#### What the task requires
The data must be returned in full and exactly as given.

#### Stored rows
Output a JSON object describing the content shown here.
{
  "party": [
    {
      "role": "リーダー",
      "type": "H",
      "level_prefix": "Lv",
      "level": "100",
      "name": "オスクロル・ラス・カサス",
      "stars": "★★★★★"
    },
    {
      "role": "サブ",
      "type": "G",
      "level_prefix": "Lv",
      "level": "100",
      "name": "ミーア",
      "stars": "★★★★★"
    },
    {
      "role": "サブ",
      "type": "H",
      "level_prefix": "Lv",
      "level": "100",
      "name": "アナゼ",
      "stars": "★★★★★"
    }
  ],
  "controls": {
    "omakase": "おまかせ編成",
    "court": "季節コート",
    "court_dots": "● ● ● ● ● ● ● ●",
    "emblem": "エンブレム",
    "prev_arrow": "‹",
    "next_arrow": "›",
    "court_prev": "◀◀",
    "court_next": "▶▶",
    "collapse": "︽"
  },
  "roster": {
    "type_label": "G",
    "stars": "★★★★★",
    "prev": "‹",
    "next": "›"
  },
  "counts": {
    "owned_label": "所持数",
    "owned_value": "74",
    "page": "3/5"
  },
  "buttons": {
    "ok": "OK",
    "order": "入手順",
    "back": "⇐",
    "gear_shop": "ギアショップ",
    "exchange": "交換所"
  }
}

#### Answer to this task
Output a JSON object describing the content shown here.
{
  "party": [
    {
      "role": "リーダー",
      "type": "H",
      "level_prefix": "Lv",
      "level": "100",
      "name": "オスクロル・ラス・カサス",
      "stars": "★★★★★"
    },
    {
      "role": "サブ",
      "type": "G",
      "level_prefix": "Lv",
      "level": "100",
      "name": "ミーア",
      "stars": "★★★★★"
    },
    {
      "role": "サブ",
      "type": "H",
      "level_prefix": "Lv",
      "level": "100",
      "name": "アナゼ",
      "stars": "★★★★★"
    }
  ],
  "controls": {
    "omakase": "おまかせ編成",
    "court": "季節コート",
    "court_dots": "● ● ● ● ● ● ● ●",
    "emblem": "エンブレム",
    "prev_arrow": "‹",
    "next_arrow": "›",
    "court_prev": "◀◀",
    "court_next": "▶▶",
    "collapse": "︽"
  },
  "roster": {
    "type_label": "G",
    "stars": "★★★★★",
    "prev": "‹",
    "next": "›"
  },
  "counts": {
    "owned_label": "所持数",
    "owned_value": "74",
    "page": "3/5"
  },
  "buttons": {
    "ok": "OK",
    "order": "入手順",
    "back": "⇐",
    "gear_shop": "ギアショップ",
    "exchange": "交換所"
  }
}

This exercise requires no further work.